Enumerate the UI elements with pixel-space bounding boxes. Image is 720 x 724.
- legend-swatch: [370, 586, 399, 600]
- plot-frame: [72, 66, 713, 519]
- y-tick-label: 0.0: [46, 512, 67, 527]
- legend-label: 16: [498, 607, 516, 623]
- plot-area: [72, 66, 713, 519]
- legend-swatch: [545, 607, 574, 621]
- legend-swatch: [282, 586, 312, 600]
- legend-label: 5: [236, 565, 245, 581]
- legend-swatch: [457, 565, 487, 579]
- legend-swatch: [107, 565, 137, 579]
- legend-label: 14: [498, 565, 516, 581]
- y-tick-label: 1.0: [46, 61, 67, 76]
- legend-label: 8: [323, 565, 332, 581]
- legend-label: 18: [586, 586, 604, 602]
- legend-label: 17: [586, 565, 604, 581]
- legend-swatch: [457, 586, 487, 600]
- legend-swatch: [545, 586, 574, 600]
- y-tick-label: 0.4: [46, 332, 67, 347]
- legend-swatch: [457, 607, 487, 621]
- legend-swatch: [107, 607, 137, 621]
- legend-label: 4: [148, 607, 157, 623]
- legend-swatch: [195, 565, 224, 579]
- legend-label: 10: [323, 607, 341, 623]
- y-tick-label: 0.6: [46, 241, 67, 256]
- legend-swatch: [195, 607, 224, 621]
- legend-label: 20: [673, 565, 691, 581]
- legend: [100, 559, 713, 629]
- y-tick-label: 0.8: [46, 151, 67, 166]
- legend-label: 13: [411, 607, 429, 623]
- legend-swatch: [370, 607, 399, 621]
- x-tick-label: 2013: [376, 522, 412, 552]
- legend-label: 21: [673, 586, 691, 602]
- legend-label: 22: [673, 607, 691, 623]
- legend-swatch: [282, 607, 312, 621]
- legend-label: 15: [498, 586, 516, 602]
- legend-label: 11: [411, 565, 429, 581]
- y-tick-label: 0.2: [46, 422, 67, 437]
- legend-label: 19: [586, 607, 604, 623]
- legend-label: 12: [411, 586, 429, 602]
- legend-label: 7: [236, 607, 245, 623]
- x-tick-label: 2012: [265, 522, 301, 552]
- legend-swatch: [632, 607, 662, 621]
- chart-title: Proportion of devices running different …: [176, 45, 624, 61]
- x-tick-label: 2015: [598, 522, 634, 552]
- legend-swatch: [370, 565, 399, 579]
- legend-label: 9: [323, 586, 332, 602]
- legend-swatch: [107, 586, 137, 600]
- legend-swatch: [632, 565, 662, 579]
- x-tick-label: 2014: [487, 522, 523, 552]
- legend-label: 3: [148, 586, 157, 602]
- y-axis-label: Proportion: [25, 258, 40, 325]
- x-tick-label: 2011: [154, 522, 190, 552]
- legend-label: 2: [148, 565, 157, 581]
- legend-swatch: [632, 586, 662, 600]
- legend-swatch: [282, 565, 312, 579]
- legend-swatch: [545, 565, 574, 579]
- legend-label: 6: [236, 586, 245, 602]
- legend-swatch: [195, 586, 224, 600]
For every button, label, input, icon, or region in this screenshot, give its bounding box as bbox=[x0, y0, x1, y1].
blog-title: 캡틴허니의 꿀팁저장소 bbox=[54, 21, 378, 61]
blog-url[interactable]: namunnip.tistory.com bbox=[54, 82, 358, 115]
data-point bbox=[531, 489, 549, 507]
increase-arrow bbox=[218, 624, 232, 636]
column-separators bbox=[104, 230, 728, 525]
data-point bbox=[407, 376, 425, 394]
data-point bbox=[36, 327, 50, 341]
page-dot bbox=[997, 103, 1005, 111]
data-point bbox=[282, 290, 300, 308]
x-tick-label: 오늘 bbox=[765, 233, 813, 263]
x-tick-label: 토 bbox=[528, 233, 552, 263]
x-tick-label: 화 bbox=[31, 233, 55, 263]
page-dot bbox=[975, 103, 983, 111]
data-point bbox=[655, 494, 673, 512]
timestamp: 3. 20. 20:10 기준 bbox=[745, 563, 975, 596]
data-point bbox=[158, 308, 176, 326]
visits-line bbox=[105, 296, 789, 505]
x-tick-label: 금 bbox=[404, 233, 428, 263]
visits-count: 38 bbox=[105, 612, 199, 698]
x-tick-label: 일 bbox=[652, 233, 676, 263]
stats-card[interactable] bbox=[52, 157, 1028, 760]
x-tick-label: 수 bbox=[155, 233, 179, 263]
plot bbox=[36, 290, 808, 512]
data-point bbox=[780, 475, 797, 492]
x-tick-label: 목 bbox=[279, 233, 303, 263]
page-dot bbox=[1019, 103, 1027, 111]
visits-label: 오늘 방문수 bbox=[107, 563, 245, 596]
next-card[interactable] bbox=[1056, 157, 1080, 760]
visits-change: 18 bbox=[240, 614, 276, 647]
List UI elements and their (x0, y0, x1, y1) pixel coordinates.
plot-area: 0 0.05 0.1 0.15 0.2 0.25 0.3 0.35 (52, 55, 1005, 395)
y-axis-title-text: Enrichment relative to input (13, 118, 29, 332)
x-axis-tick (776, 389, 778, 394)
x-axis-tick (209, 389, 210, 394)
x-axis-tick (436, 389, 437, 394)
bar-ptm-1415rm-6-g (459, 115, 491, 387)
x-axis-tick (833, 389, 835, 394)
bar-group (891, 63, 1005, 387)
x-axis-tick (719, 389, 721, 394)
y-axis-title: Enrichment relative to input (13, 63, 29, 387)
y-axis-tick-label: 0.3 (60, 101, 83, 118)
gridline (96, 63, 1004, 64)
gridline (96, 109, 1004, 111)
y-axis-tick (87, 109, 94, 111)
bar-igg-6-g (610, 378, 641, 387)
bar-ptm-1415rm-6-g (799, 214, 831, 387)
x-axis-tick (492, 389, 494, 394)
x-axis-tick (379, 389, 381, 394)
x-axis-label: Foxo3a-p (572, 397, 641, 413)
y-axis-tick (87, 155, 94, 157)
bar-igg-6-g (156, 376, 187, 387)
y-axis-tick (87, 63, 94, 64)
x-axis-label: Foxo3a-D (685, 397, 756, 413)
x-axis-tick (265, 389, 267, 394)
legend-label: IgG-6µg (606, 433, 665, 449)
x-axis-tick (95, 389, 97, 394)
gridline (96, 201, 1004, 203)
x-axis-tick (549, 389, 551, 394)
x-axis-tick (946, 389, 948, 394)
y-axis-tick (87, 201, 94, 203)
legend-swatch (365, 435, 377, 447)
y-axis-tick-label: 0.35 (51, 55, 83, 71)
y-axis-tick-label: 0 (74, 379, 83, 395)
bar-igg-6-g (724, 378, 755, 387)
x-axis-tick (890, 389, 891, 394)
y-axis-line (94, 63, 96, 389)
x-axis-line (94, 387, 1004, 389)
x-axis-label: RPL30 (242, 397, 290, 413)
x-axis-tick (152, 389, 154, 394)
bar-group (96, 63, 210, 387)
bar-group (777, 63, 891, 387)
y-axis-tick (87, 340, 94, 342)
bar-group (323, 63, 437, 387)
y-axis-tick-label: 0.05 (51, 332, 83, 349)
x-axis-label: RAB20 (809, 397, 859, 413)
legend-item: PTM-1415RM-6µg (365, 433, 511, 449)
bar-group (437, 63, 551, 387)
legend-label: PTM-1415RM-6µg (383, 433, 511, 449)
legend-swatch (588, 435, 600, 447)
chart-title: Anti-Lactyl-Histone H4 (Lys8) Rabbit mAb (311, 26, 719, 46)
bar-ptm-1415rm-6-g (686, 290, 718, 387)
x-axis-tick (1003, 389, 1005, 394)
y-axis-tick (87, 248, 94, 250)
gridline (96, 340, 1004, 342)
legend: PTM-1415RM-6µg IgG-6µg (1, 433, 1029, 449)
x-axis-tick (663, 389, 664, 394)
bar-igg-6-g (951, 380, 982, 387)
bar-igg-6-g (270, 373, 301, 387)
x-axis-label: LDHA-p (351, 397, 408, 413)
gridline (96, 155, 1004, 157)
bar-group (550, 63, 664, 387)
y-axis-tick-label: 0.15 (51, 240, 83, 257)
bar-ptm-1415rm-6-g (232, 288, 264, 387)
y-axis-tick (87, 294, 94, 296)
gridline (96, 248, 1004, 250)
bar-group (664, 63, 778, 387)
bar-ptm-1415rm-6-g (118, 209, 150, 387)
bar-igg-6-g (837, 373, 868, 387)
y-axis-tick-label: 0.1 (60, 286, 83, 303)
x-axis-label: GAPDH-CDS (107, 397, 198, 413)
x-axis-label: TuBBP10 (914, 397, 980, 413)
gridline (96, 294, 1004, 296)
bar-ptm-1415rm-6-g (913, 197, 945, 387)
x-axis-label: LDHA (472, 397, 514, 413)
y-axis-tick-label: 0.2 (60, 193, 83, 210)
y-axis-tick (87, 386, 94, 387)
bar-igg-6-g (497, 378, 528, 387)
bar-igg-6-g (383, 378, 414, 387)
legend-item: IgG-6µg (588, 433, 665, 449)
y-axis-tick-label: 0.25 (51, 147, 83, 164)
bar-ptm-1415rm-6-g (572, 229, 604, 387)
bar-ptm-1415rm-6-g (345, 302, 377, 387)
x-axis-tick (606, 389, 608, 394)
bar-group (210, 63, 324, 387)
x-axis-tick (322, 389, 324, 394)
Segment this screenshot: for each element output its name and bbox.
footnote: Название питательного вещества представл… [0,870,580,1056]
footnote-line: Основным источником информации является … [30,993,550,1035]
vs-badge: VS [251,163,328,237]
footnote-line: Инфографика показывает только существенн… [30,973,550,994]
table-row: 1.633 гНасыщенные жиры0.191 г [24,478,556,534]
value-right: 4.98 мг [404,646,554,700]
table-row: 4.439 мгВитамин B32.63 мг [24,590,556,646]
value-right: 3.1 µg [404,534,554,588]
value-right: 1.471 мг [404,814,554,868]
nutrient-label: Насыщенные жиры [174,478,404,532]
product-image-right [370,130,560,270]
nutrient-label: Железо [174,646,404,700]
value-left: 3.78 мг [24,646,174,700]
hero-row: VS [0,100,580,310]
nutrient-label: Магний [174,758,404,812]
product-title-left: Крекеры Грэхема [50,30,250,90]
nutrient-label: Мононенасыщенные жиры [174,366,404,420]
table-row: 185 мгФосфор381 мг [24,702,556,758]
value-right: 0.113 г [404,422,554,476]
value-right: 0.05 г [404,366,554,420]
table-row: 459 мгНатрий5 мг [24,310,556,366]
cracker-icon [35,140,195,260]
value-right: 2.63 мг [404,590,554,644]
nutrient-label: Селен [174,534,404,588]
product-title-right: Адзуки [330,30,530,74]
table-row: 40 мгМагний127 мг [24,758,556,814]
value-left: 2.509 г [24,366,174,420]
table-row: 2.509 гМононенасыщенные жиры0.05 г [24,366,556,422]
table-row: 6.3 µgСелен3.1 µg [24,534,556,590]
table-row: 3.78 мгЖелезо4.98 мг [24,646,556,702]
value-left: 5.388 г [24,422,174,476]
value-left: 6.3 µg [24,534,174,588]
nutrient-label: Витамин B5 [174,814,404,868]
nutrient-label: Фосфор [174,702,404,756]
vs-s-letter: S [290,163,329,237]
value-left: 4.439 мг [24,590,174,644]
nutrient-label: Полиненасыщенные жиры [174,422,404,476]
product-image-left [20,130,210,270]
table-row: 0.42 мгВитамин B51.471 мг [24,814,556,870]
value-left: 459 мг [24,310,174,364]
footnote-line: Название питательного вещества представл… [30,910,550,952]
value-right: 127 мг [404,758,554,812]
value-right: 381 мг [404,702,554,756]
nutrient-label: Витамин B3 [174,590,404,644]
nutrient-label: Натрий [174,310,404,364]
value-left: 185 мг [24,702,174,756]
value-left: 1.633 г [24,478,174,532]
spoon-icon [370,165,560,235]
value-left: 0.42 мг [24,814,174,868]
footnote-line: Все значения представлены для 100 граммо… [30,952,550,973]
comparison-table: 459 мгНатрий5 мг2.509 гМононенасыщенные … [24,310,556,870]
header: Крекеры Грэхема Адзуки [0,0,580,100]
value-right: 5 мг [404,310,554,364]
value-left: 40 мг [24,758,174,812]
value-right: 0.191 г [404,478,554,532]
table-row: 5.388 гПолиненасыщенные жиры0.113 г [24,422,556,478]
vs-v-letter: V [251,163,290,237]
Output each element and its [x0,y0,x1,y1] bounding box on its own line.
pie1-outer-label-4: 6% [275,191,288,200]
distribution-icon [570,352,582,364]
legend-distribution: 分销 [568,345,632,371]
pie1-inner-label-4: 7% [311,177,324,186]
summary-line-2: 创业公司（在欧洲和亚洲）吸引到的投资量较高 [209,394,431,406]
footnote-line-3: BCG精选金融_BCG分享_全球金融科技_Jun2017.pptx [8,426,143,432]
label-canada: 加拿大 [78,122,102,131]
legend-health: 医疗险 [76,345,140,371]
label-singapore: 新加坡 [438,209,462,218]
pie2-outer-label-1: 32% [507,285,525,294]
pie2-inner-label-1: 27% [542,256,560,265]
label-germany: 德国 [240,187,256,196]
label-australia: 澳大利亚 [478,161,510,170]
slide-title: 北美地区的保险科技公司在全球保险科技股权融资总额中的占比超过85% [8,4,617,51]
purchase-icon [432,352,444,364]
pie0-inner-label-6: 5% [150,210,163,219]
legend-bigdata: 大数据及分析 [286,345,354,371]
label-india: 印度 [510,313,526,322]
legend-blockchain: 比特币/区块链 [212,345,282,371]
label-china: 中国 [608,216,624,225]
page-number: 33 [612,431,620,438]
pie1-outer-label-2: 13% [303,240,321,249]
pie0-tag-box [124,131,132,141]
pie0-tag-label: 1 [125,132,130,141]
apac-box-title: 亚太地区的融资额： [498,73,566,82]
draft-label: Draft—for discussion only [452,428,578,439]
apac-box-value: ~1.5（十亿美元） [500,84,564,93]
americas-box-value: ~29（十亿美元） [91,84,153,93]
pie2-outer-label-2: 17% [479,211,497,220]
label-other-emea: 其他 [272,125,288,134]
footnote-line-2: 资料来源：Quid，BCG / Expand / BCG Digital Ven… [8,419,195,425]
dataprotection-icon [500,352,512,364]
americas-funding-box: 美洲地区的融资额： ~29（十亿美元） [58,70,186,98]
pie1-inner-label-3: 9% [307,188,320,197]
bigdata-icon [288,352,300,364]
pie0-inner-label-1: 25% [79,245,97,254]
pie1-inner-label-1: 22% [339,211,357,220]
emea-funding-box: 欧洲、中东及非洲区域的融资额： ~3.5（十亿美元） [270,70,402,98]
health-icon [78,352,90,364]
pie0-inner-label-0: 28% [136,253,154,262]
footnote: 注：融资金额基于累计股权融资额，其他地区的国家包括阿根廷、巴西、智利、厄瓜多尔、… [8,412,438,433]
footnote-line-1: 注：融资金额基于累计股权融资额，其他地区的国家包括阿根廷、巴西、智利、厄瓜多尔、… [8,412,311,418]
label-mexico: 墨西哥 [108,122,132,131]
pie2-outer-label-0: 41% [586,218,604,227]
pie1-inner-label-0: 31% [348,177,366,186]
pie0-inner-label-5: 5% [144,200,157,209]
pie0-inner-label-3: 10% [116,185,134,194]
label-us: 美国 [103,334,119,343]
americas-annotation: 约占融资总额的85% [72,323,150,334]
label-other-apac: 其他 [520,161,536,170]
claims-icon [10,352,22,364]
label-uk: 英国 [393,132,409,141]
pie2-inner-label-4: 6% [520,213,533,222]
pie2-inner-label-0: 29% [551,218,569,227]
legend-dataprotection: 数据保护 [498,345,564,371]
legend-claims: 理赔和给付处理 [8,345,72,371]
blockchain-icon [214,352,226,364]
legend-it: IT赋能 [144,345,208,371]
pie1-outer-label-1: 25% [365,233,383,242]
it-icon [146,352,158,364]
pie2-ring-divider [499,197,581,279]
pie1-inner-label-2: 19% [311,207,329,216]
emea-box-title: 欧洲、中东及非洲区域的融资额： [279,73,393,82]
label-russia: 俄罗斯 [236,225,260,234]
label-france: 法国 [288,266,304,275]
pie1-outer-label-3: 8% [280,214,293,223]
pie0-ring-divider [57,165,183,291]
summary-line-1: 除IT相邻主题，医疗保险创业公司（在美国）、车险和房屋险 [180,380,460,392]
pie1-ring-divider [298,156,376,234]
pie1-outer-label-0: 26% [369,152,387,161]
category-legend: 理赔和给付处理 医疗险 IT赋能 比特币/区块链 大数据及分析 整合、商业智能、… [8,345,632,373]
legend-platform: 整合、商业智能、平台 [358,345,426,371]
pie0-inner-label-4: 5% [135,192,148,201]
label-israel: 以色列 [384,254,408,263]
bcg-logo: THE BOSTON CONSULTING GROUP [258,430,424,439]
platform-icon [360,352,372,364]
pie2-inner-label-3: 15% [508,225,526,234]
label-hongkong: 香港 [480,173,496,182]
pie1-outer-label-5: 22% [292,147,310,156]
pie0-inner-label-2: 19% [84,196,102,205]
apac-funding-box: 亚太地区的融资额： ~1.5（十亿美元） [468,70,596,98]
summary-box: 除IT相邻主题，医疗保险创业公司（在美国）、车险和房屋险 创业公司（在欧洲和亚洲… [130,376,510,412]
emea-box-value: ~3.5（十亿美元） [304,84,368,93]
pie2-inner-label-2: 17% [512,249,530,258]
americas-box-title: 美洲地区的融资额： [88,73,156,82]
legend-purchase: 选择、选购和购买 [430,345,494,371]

Task to carry out> Reproduce the records from their first line through the line containing "- y-tick-label: 0.4: [46, 332, 67, 347]", swapping every "legend-swatch" for "legend-marker" and leaving all else unchanged. Output only those lines.

Answer to the exercise>
Enumerate the UI elements with pixel-space bounding boxes. Image is 720 x 724.
- legend-marker: [370, 586, 399, 600]
- plot-frame: [72, 66, 713, 519]
- y-tick-label: 0.0: [46, 512, 67, 527]
- legend-label: 16: [498, 607, 516, 623]
- plot-area: [72, 66, 713, 519]
- legend-marker: [545, 607, 574, 621]
- legend-marker: [282, 586, 312, 600]
- legend-label: 5: [236, 565, 245, 581]
- legend-marker: [457, 565, 487, 579]
- legend-marker: [107, 565, 137, 579]
- legend-label: 14: [498, 565, 516, 581]
- y-tick-label: 1.0: [46, 61, 67, 76]
- legend-label: 8: [323, 565, 332, 581]
- legend-label: 18: [586, 586, 604, 602]
- legend-label: 17: [586, 565, 604, 581]
- legend-marker: [457, 586, 487, 600]
- legend-marker: [545, 586, 574, 600]
- y-tick-label: 0.4: [46, 332, 67, 347]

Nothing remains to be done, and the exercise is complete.